:: RECORDS SHOWN
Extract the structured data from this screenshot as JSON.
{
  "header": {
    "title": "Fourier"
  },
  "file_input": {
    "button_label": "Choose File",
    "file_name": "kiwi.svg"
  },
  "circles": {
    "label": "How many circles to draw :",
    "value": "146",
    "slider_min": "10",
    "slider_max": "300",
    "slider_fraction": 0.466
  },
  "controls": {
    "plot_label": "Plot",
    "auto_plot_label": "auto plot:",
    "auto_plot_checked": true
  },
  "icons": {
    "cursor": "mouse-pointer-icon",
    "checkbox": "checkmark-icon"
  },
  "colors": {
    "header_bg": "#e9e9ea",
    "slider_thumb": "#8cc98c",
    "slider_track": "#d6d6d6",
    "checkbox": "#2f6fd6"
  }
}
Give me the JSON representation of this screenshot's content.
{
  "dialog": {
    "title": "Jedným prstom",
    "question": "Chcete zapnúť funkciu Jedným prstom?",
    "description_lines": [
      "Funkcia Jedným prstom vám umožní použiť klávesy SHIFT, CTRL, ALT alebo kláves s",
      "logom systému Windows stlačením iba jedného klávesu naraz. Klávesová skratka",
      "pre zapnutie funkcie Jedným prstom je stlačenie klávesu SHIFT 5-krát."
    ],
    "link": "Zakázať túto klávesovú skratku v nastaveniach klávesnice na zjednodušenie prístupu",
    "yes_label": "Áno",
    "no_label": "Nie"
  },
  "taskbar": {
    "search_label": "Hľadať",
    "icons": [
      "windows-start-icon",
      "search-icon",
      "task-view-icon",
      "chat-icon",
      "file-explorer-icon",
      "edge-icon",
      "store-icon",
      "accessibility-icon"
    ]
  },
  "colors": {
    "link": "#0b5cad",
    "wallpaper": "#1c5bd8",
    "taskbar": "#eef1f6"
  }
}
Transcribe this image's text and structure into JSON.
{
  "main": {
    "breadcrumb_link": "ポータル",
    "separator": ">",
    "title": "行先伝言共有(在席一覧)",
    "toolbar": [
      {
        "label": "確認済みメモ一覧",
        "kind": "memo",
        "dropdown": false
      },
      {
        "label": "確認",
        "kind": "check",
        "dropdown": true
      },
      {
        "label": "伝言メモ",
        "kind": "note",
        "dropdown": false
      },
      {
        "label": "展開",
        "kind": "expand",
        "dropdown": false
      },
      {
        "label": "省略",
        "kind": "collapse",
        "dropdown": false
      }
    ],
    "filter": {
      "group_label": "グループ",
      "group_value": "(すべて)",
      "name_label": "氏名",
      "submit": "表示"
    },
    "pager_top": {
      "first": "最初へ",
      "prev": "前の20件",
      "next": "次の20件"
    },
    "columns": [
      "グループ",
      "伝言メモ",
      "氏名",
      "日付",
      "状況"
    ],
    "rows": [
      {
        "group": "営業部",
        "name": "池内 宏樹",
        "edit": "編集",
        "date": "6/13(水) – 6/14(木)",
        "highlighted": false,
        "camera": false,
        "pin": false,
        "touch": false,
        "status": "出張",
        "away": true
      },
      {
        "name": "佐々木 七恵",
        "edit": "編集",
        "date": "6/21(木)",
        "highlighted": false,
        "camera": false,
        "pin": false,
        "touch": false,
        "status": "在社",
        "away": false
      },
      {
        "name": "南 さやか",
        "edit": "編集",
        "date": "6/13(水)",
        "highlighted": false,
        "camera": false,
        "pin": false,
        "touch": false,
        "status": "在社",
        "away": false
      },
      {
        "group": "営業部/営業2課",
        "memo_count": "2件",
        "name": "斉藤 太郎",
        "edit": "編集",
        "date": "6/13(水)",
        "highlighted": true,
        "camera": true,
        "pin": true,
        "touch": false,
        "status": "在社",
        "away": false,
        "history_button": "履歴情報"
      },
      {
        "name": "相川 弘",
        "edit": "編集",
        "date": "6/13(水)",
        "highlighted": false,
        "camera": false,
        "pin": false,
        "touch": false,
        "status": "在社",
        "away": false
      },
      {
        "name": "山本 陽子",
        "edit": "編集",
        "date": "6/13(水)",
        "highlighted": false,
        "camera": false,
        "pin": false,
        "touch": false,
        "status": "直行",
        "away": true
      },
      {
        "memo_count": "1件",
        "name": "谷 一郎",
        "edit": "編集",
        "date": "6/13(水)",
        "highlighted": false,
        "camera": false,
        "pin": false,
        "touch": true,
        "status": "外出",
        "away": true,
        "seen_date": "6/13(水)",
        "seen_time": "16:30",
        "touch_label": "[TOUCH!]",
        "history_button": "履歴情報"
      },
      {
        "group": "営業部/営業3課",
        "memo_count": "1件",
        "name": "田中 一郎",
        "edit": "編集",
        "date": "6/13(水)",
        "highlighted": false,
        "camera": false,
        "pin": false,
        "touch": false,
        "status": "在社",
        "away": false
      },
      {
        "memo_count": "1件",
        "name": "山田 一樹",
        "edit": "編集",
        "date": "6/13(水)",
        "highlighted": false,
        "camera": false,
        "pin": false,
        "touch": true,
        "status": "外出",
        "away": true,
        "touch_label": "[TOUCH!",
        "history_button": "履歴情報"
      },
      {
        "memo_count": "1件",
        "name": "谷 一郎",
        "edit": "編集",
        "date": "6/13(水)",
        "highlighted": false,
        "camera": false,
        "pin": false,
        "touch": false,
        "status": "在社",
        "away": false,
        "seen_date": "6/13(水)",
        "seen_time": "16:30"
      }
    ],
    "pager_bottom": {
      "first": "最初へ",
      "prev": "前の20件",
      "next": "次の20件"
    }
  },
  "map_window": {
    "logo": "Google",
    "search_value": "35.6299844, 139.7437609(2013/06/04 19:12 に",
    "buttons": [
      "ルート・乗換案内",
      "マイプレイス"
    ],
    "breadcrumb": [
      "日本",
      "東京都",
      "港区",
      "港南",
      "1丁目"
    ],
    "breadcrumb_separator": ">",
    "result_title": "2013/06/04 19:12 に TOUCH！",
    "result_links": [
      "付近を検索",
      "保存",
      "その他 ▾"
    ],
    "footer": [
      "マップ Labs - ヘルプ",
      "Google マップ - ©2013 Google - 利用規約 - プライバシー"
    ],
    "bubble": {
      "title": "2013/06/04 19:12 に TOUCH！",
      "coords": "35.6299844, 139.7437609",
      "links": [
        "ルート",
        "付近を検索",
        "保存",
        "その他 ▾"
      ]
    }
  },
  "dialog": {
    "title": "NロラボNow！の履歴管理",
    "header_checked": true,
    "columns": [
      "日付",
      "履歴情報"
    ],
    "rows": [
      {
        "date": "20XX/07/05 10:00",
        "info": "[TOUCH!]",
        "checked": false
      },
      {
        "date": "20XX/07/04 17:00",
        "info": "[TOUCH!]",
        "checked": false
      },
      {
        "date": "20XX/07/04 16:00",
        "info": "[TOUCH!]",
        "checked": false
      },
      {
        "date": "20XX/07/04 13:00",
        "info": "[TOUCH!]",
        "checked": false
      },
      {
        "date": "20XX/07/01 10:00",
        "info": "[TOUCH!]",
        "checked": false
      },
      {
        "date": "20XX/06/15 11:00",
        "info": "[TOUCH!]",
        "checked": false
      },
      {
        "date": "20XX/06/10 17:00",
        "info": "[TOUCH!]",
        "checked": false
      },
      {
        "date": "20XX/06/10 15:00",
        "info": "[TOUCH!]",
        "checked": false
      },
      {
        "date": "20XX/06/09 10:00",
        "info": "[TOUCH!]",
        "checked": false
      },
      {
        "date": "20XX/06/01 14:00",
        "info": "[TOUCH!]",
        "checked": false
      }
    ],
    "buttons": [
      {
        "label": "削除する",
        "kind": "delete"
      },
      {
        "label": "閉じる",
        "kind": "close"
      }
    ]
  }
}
::::
Transcribe each entry precisely, missing none.

SOLUTION FOR THIS TASK
Extract the structured data from this screenshot as JSON.
{
  "header": {
    "title": "Fourier"
  },
  "file_input": {
    "button_label": "Choose File",
    "file_name": "kiwi.svg"
  },
  "circles": {
    "label": "How many circles to draw :",
    "value": "146",
    "slider_min": "10",
    "slider_max": "300",
    "slider_fraction": 0.466
  },
  "controls": {
    "plot_label": "Plot",
    "auto_plot_label": "auto plot:",
    "auto_plot_checked": true
  },
  "icons": {
    "cursor": "mouse-pointer-icon",
    "checkbox": "checkmark-icon"
  },
  "colors": {
    "header_bg": "#e9e9ea",
    "slider_thumb": "#8cc98c",
    "slider_track": "#d6d6d6",
    "checkbox": "#2f6fd6"
  }
}
Give me the JSON representation of this screenshot's content.
{
  "dialog": {
    "title": "Jedným prstom",
    "question": "Chcete zapnúť funkciu Jedným prstom?",
    "description_lines": [
      "Funkcia Jedným prstom vám umožní použiť klávesy SHIFT, CTRL, ALT alebo kláves s",
      "logom systému Windows stlačením iba jedného klávesu naraz. Klávesová skratka",
      "pre zapnutie funkcie Jedným prstom je stlačenie klávesu SHIFT 5-krát."
    ],
    "link": "Zakázať túto klávesovú skratku v nastaveniach klávesnice na zjednodušenie prístupu",
    "yes_label": "Áno",
    "no_label": "Nie"
  },
  "taskbar": {
    "search_label": "Hľadať",
    "icons": [
      "windows-start-icon",
      "search-icon",
      "task-view-icon",
      "chat-icon",
      "file-explorer-icon",
      "edge-icon",
      "store-icon",
      "accessibility-icon"
    ]
  },
  "colors": {
    "link": "#0b5cad",
    "wallpaper": "#1c5bd8",
    "taskbar": "#eef1f6"
  }
}
Transcribe this image's text and structure into JSON.
{
  "main": {
    "breadcrumb_link": "ポータル",
    "separator": ">",
    "title": "行先伝言共有(在席一覧)",
    "toolbar": [
      {
        "label": "確認済みメモ一覧",
        "kind": "memo",
        "dropdown": false
      },
      {
        "label": "確認",
        "kind": "check",
        "dropdown": true
      },
      {
        "label": "伝言メモ",
        "kind": "note",
        "dropdown": false
      },
      {
        "label": "展開",
        "kind": "expand",
        "dropdown": false
      },
      {
        "label": "省略",
        "kind": "collapse",
        "dropdown": false
      }
    ],
    "filter": {
      "group_label": "グループ",
      "group_value": "(すべて)",
      "name_label": "氏名",
      "submit": "表示"
    },
    "pager_top": {
      "first": "最初へ",
      "prev": "前の20件",
      "next": "次の20件"
    },
    "columns": [
      "グループ",
      "伝言メモ",
      "氏名",
      "日付",
      "状況"
    ],
    "rows": [
      {
        "group": "営業部",
        "name": "池内 宏樹",
        "edit": "編集",
        "date": "6/13(水) – 6/14(木)",
        "highlighted": false,
        "camera": false,
        "pin": false,
        "touch": false,
        "status": "出張",
        "away": true
      },
      {
        "name": "佐々木 七恵",
        "edit": "編集",
        "date": "6/21(木)",
        "highlighted": false,
        "camera": false,
        "pin": false,
        "touch": false,
        "status": "在社",
        "away": false
      },
      {
        "name": "南 さやか",
        "edit": "編集",
        "date": "6/13(水)",
        "highlighted": false,
        "camera": false,
        "pin": false,
        "touch": false,
        "status": "在社",
        "away": false
      },
      {
        "group": "営業部/営業2課",
        "memo_count": "2件",
        "name": "斉藤 太郎",
        "edit": "編集",
        "date": "6/13(水)",
        "highlighted": true,
        "camera": true,
        "pin": true,
        "touch": false,
        "status": "在社",
        "away": false,
        "history_button": "履歴情報"
      },
      {
        "name": "相川 弘",
        "edit": "編集",
        "date": "6/13(水)",
        "highlighted": false,
        "camera": false,
        "pin": false,
        "touch": false,
        "status": "在社",
        "away": false
      },
      {
        "name": "山本 陽子",
        "edit": "編集",
        "date": "6/13(水)",
        "highlighted": false,
        "camera": false,
        "pin": false,
        "touch": false,
        "status": "直行",
        "away": true
      },
      {
        "memo_count": "1件",
        "name": "谷 一郎",
        "edit": "編集",
        "date": "6/13(水)",
        "highlighted": false,
        "camera": false,
        "pin": false,
        "touch": true,
        "status": "外出",
        "away": true,
        "seen_date": "6/13(水)",
        "seen_time": "16:30",
        "touch_label": "[TOUCH!]",
        "history_button": "履歴情報"
      },
      {
        "group": "営業部/営業3課",
        "memo_count": "1件",
        "name": "田中 一郎",
        "edit": "編集",
        "date": "6/13(水)",
        "highlighted": false,
        "camera": false,
        "pin": false,
        "touch": false,
        "status": "在社",
        "away": false
      },
      {
        "memo_count": "1件",
        "name": "山田 一樹",
        "edit": "編集",
        "date": "6/13(水)",
        "highlighted": false,
        "camera": false,
        "pin": false,
        "touch": true,
        "status": "外出",
        "away": true,
        "touch_label": "[TOUCH!",
        "history_button": "履歴情報"
      },
      {
        "memo_count": "1件",
        "name": "谷 一郎",
        "edit": "編集",
        "date": "6/13(水)",
        "highlighted": false,
        "camera": false,
        "pin": false,
        "touch": false,
        "status": "在社",
        "away": false,
        "seen_date": "6/13(水)",
        "seen_time": "16:30"
      }
    ],
    "pager_bottom": {
      "first": "最初へ",
      "prev": "前の20件",
      "next": "次の20件"
    }
  },
  "map_window": {
    "logo": "Google",
    "search_value": "35.6299844, 139.7437609(2013/06/04 19:12 に",
    "buttons": [
      "ルート・乗換案内",
      "マイプレイス"
    ],
    "breadcrumb": [
      "日本",
      "東京都",
      "港区",
      "港南",
      "1丁目"
    ],
    "breadcrumb_separator": ">",
    "result_title": "2013/06/04 19:12 に TOUCH！",
    "result_links": [
      "付近を検索",
      "保存",
      "その他 ▾"
    ],
    "footer": [
      "マップ Labs - ヘルプ",
      "Google マップ - ©2013 Google - 利用規約 - プライバシー"
    ],
    "bubble": {
      "title": "2013/06/04 19:12 に TOUCH！",
      "coords": "35.6299844, 139.7437609",
      "links": [
        "ルート",
        "付近を検索",
        "保存",
        "その他 ▾"
      ]
    }
  },
  "dialog": {
    "title": "NロラボNow！の履歴管理",
    "header_checked": true,
    "columns": [
      "日付",
      "履歴情報"
    ],
    "rows": [
      {
        "date": "20XX/07/05 10:00",
        "info": "[TOUCH!]",
        "checked": false
      },
      {
        "date": "20XX/07/04 17:00",
        "info": "[TOUCH!]",
        "checked": false
      },
      {
        "date": "20XX/07/04 16:00",
        "info": "[TOUCH!]",
        "checked": false
      },
      {
        "date": "20XX/07/04 13:00",
        "info": "[TOUCH!]",
        "checked": false
      },
      {
        "date": "20XX/07/01 10:00",
        "info": "[TOUCH!]",
        "checked": false
      },
      {
        "date": "20XX/06/15 11:00",
        "info": "[TOUCH!]",
        "checked": false
      },
      {
        "date": "20XX/06/10 17:00",
        "info": "[TOUCH!]",
        "checked": false
      },
      {
        "date": "20XX/06/10 15:00",
        "info": "[TOUCH!]",
        "checked": false
      },
      {
        "date": "20XX/06/09 10:00",
        "info": "[TOUCH!]",
        "checked": false
      },
      {
        "date": "20XX/06/01 14:00",
        "info": "[TOUCH!]",
        "checked": false
      }
    ],
    "buttons": [
      {
        "label": "削除する",
        "kind": "delete"
      },
      {
        "label": "閉じる",
        "kind": "close"
      }
    ]
  }
}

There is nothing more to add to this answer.